** begin **

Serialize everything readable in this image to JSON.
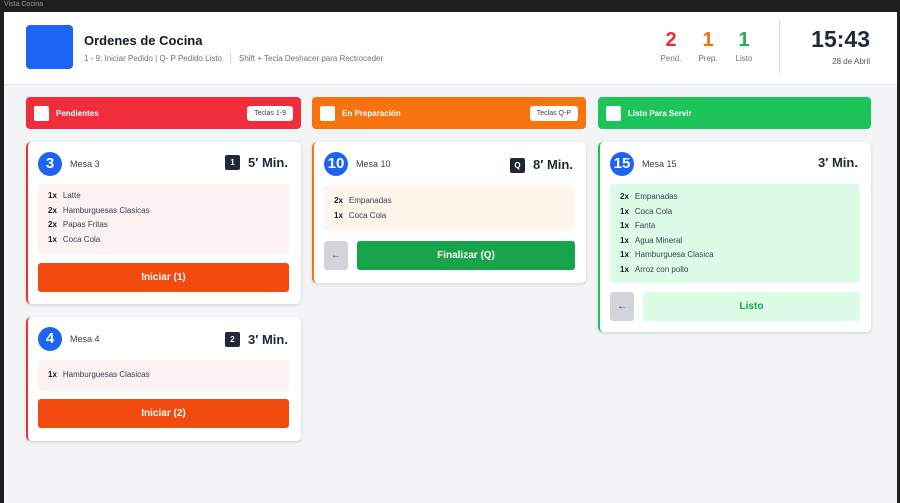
{
  "window_title": "Vista Cocina",
  "header": {
    "title": "Ordenes de Cocina",
    "hint1": "1 - 9: Iniciar Pedido | Q- P Pedido Listo",
    "hint2": "Shift + Tecla Deshacer para Rectroceder",
    "stats": [
      {
        "value": "2",
        "label": "Pend.",
        "color": "#e5303a"
      },
      {
        "value": "1",
        "label": "Prep.",
        "color": "#f36f16"
      },
      {
        "value": "1",
        "label": "Listo",
        "color": "#22b14c"
      }
    ],
    "time": "15:43",
    "date": "28 de Abril"
  },
  "columns": [
    {
      "title": "Pendientes",
      "keys": "Teclas 1-9",
      "color": "#ef2d3b"
    },
    {
      "title": "En Preparación",
      "keys": "Teclas Q-P",
      "color": "#f5740f"
    },
    {
      "title": "Listo Para Servir",
      "keys": "",
      "color": "#1dc45a"
    }
  ],
  "pending": [
    {
      "number": "3",
      "table": "Mesa 3",
      "key": "1",
      "time": "5′ Min.",
      "items": [
        {
          "qty": "1x",
          "name": "Latte"
        },
        {
          "qty": "2x",
          "name": "Hamburguesas Clasicas"
        },
        {
          "qty": "2x",
          "name": "Papas Fritas"
        },
        {
          "qty": "1x",
          "name": "Coca Cola"
        }
      ],
      "action": "Iniciar (1)"
    },
    {
      "number": "4",
      "table": "Mesa 4",
      "key": "2",
      "time": "3′ Min.",
      "items": [
        {
          "qty": "1x",
          "name": "Hamburguesas Clasicas"
        }
      ],
      "action": "Iniciar (2)"
    }
  ],
  "preparing": [
    {
      "number": "10",
      "table": "Mesa 10",
      "key": "Q",
      "time": "8′ Min.",
      "items": [
        {
          "qty": "2x",
          "name": "Empanadas"
        },
        {
          "qty": "1x",
          "name": "Coca Cola"
        }
      ],
      "back": "←",
      "action": "Finalizar (Q)"
    }
  ],
  "ready": [
    {
      "number": "15",
      "table": "Mesa 15",
      "time": "3′ Min.",
      "items": [
        {
          "qty": "2x",
          "name": "Empanadas"
        },
        {
          "qty": "1x",
          "name": "Coca Cola"
        },
        {
          "qty": "1x",
          "name": "Fanta"
        },
        {
          "qty": "1x",
          "name": "Agua Mineral"
        },
        {
          "qty": "1x",
          "name": "Hamburguesa Clasica"
        },
        {
          "qty": "1x",
          "name": "Arroz con pollo"
        }
      ],
      "back": "←",
      "action": "Listo"
    }
  ]
}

** end **

Stated task:
Omit the pictures and restate the rest of the records verbatim.

Result for this exercise:
Serialize everything readable in this image to JSON.
{
  "window_title": "Vista Cocina",
  "header": {
    "title": "Ordenes de Cocina",
    "hint1": "1 - 9: Iniciar Pedido | Q- P Pedido Listo",
    "hint2": "Shift + Tecla Deshacer para Rectroceder",
    "stats": [
      {
        "value": "2",
        "label": "Pend.",
        "color": "#e5303a"
      },
      {
        "value": "1",
        "label": "Prep.",
        "color": "#f36f16"
      },
      {
        "value": "1",
        "label": "Listo",
        "color": "#22b14c"
      }
    ],
    "time": "15:43",
    "date": "28 de Abril"
  },
  "columns": [
    {
      "title": "Pendientes",
      "keys": "Teclas 1-9",
      "color": "#ef2d3b"
    },
    {
      "title": "En Preparación",
      "keys": "Teclas Q-P",
      "color": "#f5740f"
    },
    {
      "title": "Listo Para Servir",
      "keys": "",
      "color": "#1dc45a"
    }
  ],
  "pending": [
    {
      "number": "3",
      "table": "Mesa 3",
      "key": "1",
      "time": "5′ Min.",
      "items": [
        {
          "qty": "1x",
          "name": "Latte"
        },
        {
          "qty": "2x",
          "name": "Hamburguesas Clasicas"
        },
        {
          "qty": "2x",
          "name": "Papas Fritas"
        },
        {
          "qty": "1x",
          "name": "Coca Cola"
        }
      ],
      "action": "Iniciar (1)"
    },
    {
      "number": "4",
      "table": "Mesa 4",
      "key": "2",
      "time": "3′ Min.",
      "items": [
        {
          "qty": "1x",
          "name": "Hamburguesas Clasicas"
        }
      ],
      "action": "Iniciar (2)"
    }
  ],
  "preparing": [
    {
      "number": "10",
      "table": "Mesa 10",
      "key": "Q",
      "time": "8′ Min.",
      "items": [
        {
          "qty": "2x",
          "name": "Empanadas"
        },
        {
          "qty": "1x",
          "name": "Coca Cola"
        }
      ],
      "back": "←",
      "action": "Finalizar (Q)"
    }
  ],
  "ready": [
    {
      "number": "15",
      "table": "Mesa 15",
      "time": "3′ Min.",
      "items": [
        {
          "qty": "2x",
          "name": "Empanadas"
        },
        {
          "qty": "1x",
          "name": "Coca Cola"
        },
        {
          "qty": "1x",
          "name": "Fanta"
        },
        {
          "qty": "1x",
          "name": "Agua Mineral"
        },
        {
          "qty": "1x",
          "name": "Hamburguesa Clasica"
        },
        {
          "qty": "1x",
          "name": "Arroz con pollo"
        }
      ],
      "back": "←",
      "action": "Listo"
    }
  ]
}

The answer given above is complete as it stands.